## [REQUIREMENT]
Return the records that follow, unchanged and complete.

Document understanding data
◇ ◇ ◇ ◇ ◇ ◇ ◇

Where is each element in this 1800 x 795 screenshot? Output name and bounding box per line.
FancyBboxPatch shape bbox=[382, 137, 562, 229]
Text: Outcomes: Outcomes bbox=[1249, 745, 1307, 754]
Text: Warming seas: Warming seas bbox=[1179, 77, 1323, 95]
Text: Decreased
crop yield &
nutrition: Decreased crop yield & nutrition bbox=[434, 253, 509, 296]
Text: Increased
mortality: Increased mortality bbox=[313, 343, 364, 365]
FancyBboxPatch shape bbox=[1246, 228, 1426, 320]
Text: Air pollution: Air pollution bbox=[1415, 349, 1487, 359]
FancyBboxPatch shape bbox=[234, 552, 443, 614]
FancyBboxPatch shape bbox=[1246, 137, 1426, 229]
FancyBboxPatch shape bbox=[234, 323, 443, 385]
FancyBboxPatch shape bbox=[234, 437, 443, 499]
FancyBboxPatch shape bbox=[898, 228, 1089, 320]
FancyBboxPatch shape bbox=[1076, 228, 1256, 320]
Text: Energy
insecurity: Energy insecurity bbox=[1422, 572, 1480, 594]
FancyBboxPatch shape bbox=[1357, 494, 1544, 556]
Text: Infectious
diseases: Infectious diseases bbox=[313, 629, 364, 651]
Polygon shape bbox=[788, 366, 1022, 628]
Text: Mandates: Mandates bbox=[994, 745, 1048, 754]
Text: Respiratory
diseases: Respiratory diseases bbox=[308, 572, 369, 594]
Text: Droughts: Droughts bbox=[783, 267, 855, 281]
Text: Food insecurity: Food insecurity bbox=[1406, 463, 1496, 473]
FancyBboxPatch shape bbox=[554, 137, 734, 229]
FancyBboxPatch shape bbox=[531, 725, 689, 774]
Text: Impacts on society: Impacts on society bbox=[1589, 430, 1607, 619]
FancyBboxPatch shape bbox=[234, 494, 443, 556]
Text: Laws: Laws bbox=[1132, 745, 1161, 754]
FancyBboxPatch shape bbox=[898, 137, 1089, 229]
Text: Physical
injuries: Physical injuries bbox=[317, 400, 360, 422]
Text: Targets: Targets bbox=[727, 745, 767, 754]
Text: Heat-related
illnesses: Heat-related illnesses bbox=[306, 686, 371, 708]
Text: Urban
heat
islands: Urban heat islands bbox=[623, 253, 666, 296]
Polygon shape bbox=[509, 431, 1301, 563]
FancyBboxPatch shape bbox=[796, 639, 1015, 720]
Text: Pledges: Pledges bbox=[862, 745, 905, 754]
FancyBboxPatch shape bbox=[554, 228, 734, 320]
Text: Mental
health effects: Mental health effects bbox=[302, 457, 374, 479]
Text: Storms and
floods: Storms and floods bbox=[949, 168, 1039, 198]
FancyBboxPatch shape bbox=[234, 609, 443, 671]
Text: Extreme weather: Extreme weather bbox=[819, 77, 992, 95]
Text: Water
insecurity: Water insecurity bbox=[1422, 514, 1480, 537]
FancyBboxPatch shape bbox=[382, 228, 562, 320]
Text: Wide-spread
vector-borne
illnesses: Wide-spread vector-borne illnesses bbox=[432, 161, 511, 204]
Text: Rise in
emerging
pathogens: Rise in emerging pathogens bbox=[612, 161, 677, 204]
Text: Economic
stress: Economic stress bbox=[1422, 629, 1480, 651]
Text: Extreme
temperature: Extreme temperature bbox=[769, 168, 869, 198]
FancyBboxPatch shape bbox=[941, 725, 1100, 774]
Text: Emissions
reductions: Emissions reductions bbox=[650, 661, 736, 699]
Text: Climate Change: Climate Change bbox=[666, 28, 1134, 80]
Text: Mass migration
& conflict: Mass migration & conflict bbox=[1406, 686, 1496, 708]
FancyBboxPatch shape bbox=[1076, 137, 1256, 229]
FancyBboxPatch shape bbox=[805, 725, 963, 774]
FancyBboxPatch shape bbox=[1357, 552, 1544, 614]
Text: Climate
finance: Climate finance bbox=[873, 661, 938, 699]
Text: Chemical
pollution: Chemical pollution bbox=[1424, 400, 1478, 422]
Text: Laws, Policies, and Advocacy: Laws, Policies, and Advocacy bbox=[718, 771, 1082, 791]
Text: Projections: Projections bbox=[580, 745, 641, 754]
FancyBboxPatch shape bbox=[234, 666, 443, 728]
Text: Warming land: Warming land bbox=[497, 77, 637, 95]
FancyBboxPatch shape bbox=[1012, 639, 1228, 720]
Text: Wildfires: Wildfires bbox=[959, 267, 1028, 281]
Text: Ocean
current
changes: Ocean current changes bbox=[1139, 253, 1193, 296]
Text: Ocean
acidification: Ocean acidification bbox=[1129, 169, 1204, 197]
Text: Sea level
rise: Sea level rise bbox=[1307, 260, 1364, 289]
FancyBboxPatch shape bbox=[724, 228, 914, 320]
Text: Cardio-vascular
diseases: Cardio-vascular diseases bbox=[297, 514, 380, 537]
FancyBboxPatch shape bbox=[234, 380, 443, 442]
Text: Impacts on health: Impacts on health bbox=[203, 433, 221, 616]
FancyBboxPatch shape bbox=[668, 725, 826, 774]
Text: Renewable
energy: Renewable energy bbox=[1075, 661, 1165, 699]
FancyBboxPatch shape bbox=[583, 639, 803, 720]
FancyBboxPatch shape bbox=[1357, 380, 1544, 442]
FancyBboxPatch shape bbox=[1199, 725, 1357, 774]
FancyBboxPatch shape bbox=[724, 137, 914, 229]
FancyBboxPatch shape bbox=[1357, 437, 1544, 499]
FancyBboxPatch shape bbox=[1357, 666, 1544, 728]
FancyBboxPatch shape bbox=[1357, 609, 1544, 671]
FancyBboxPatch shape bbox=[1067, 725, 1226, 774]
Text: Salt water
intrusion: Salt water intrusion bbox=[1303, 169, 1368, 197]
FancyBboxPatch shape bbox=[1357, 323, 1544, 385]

◇ ◇ ◇ ◇ ◇ ◇ ◇

## [OUTPUT FOR THIS TASK]
Where is each element in this 1800 x 795 screenshot? Output name and bounding box per line.
FancyBboxPatch shape bbox=[382, 137, 562, 229]
Text: Outcomes: Outcomes bbox=[1249, 745, 1307, 754]
Text: Warming seas: Warming seas bbox=[1179, 77, 1323, 95]
Text: Decreased
crop yield &
nutrition: Decreased crop yield & nutrition bbox=[434, 253, 509, 296]
Text: Increased
mortality: Increased mortality bbox=[313, 343, 364, 365]
FancyBboxPatch shape bbox=[1246, 228, 1426, 320]
Text: Air pollution: Air pollution bbox=[1415, 349, 1487, 359]
FancyBboxPatch shape bbox=[234, 552, 443, 614]
FancyBboxPatch shape bbox=[1246, 137, 1426, 229]
FancyBboxPatch shape bbox=[234, 323, 443, 385]
FancyBboxPatch shape bbox=[234, 437, 443, 499]
FancyBboxPatch shape bbox=[898, 228, 1089, 320]
FancyBboxPatch shape bbox=[1076, 228, 1256, 320]
Text: Energy
insecurity: Energy insecurity bbox=[1422, 572, 1480, 594]
FancyBboxPatch shape bbox=[1357, 494, 1544, 556]
Text: Infectious
diseases: Infectious diseases bbox=[313, 629, 364, 651]
Polygon shape bbox=[788, 366, 1022, 628]
Text: Mandates: Mandates bbox=[994, 745, 1048, 754]
Text: Respiratory
diseases: Respiratory diseases bbox=[308, 572, 369, 594]
Text: Droughts: Droughts bbox=[783, 267, 855, 281]
Text: Food insecurity: Food insecurity bbox=[1406, 463, 1496, 473]
FancyBboxPatch shape bbox=[554, 137, 734, 229]
FancyBboxPatch shape bbox=[531, 725, 689, 774]
Text: Impacts on society: Impacts on society bbox=[1589, 430, 1607, 619]
FancyBboxPatch shape bbox=[234, 494, 443, 556]
Text: Laws: Laws bbox=[1132, 745, 1161, 754]
FancyBboxPatch shape bbox=[898, 137, 1089, 229]
Text: Physical
injuries: Physical injuries bbox=[317, 400, 360, 422]
Text: Targets: Targets bbox=[727, 745, 767, 754]
Text: Heat-related
illnesses: Heat-related illnesses bbox=[306, 686, 371, 708]
Text: Urban
heat
islands: Urban heat islands bbox=[623, 253, 666, 296]
Polygon shape bbox=[509, 431, 1301, 563]
FancyBboxPatch shape bbox=[796, 639, 1015, 720]
Text: Pledges: Pledges bbox=[862, 745, 905, 754]
FancyBboxPatch shape bbox=[554, 228, 734, 320]
Text: Mental
health effects: Mental health effects bbox=[302, 457, 374, 479]
Text: Storms and
floods: Storms and floods bbox=[949, 168, 1039, 198]
FancyBboxPatch shape bbox=[234, 609, 443, 671]
Text: Extreme weather: Extreme weather bbox=[819, 77, 992, 95]
Text: Water
insecurity: Water insecurity bbox=[1422, 514, 1480, 537]
FancyBboxPatch shape bbox=[382, 228, 562, 320]
Text: Wide-spread
vector-borne
illnesses: Wide-spread vector-borne illnesses bbox=[432, 161, 511, 204]
Text: Rise in
emerging
pathogens: Rise in emerging pathogens bbox=[612, 161, 677, 204]
Text: Economic
stress: Economic stress bbox=[1422, 629, 1480, 651]
Text: Extreme
temperature: Extreme temperature bbox=[769, 168, 869, 198]
FancyBboxPatch shape bbox=[941, 725, 1100, 774]
Text: Emissions
reductions: Emissions reductions bbox=[650, 661, 736, 699]
Text: Climate Change: Climate Change bbox=[666, 28, 1134, 80]
Text: Mass migration
& conflict: Mass migration & conflict bbox=[1406, 686, 1496, 708]
FancyBboxPatch shape bbox=[1076, 137, 1256, 229]
FancyBboxPatch shape bbox=[805, 725, 963, 774]
FancyBboxPatch shape bbox=[1357, 552, 1544, 614]
Text: Climate
finance: Climate finance bbox=[873, 661, 938, 699]
Text: Chemical
pollution: Chemical pollution bbox=[1424, 400, 1478, 422]
Text: Laws, Policies, and Advocacy: Laws, Policies, and Advocacy bbox=[718, 771, 1082, 791]
Text: Projections: Projections bbox=[580, 745, 641, 754]
FancyBboxPatch shape bbox=[234, 666, 443, 728]
Text: Warming land: Warming land bbox=[497, 77, 637, 95]
FancyBboxPatch shape bbox=[1012, 639, 1228, 720]
Text: Wildfires: Wildfires bbox=[959, 267, 1028, 281]
Text: Ocean
current
changes: Ocean current changes bbox=[1139, 253, 1193, 296]
Text: Ocean
acidification: Ocean acidification bbox=[1129, 169, 1204, 197]
Text: Sea level
rise: Sea level rise bbox=[1307, 260, 1364, 289]
FancyBboxPatch shape bbox=[724, 228, 914, 320]
Text: Cardio-vascular
diseases: Cardio-vascular diseases bbox=[297, 514, 380, 537]
FancyBboxPatch shape bbox=[234, 380, 443, 442]
Text: Impacts on health: Impacts on health bbox=[203, 433, 221, 616]
FancyBboxPatch shape bbox=[668, 725, 826, 774]
Text: Renewable
energy: Renewable energy bbox=[1075, 661, 1165, 699]
FancyBboxPatch shape bbox=[583, 639, 803, 720]
FancyBboxPatch shape bbox=[1357, 380, 1544, 442]
FancyBboxPatch shape bbox=[1199, 725, 1357, 774]
FancyBboxPatch shape bbox=[724, 137, 914, 229]
FancyBboxPatch shape bbox=[1357, 437, 1544, 499]
FancyBboxPatch shape bbox=[1357, 666, 1544, 728]
FancyBboxPatch shape bbox=[1357, 609, 1544, 671]
FancyBboxPatch shape bbox=[1067, 725, 1226, 774]
Text: Salt water
intrusion: Salt water intrusion bbox=[1303, 169, 1368, 197]
FancyBboxPatch shape bbox=[1357, 323, 1544, 385]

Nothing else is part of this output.